▶ **Goal of the exercise**
Assemble all lines in which the string "chest" appears.

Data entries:
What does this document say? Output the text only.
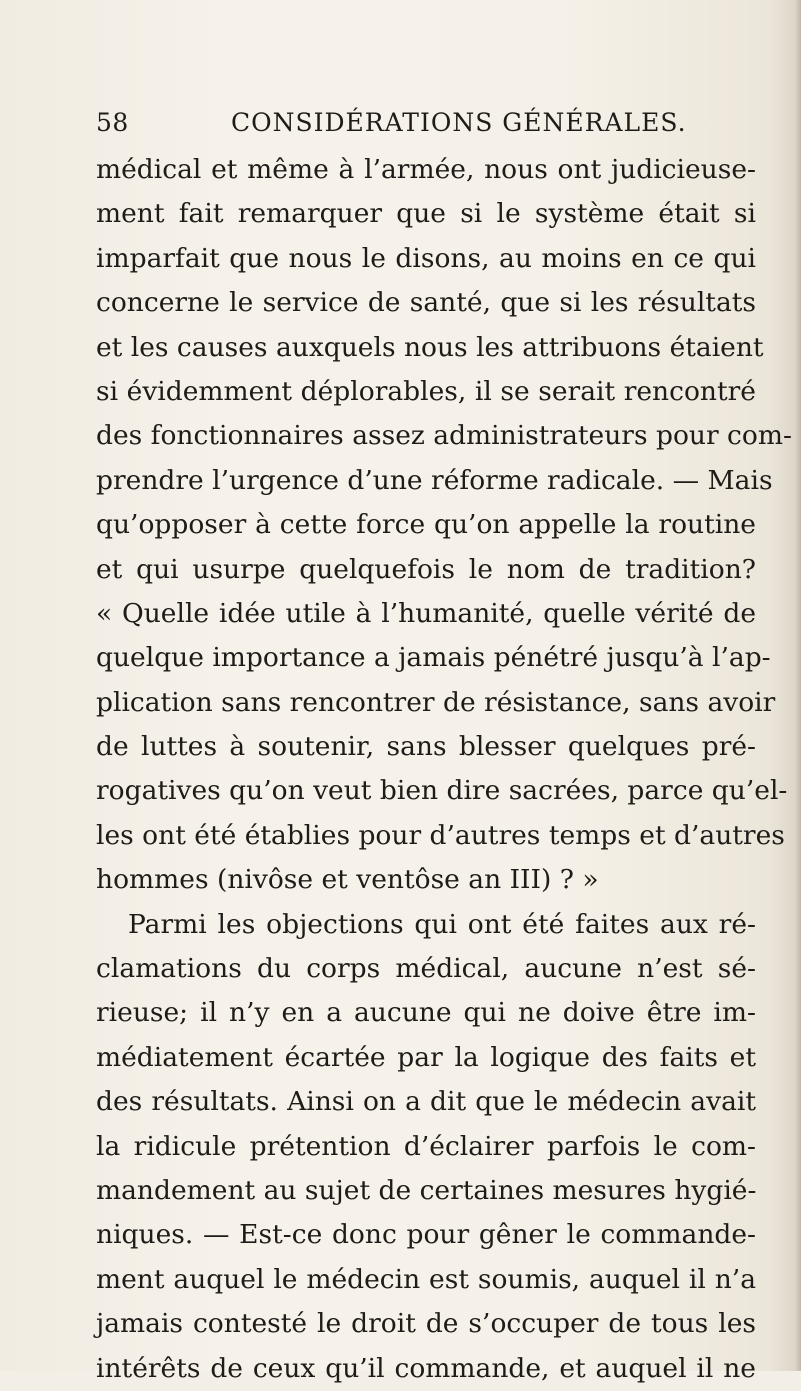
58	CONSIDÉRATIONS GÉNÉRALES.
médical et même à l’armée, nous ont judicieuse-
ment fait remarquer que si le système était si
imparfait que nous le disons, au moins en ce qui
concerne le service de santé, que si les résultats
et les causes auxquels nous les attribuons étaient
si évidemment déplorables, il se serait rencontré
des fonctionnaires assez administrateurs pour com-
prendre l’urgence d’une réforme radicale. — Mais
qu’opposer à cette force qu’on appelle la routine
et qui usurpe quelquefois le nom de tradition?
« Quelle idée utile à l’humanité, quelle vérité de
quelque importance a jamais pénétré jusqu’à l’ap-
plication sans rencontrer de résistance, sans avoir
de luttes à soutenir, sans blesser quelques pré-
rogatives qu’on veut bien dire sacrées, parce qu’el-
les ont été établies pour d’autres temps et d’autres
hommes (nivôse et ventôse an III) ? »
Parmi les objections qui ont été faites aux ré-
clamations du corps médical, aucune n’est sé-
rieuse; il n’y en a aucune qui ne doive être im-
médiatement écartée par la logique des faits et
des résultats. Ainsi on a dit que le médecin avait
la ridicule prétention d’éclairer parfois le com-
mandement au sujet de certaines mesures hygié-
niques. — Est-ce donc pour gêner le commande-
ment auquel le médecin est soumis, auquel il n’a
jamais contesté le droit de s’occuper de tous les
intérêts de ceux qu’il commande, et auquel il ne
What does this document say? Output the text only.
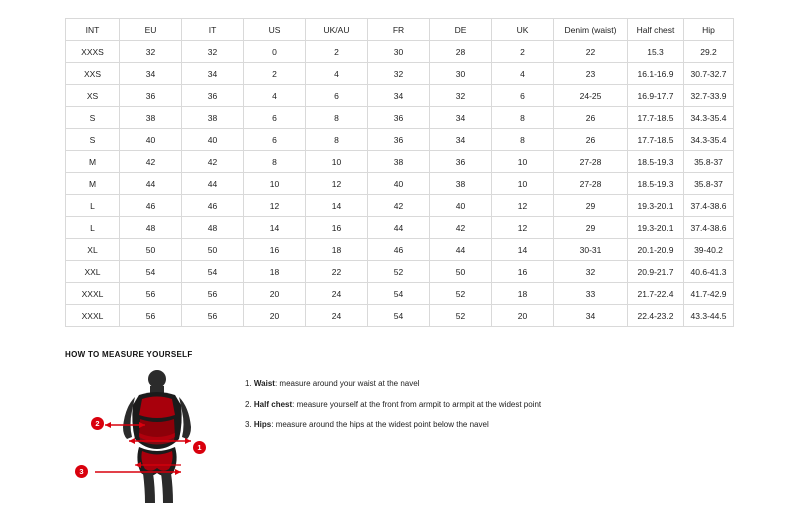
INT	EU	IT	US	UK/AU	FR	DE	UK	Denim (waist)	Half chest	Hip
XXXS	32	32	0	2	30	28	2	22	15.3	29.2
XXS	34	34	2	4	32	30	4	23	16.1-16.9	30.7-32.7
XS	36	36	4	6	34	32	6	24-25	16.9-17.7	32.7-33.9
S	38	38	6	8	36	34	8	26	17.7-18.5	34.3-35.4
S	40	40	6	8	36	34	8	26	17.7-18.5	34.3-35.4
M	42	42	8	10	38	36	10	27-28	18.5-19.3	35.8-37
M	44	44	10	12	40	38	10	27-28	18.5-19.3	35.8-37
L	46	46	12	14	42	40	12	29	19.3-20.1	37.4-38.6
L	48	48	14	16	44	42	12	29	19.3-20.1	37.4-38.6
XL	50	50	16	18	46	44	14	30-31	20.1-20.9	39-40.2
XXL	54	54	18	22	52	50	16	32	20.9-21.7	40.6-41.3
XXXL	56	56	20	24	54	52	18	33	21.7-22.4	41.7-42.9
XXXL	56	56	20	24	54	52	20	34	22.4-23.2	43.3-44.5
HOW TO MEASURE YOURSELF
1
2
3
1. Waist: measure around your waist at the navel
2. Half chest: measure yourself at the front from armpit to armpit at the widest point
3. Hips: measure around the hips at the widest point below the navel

▶ **Response to the task**
INT	EU	IT	US	UK/AU	FR	DE	UK	Denim (waist)	Half chest	Hip
2. Half chest: measure yourself at the front from armpit to armpit at the widest point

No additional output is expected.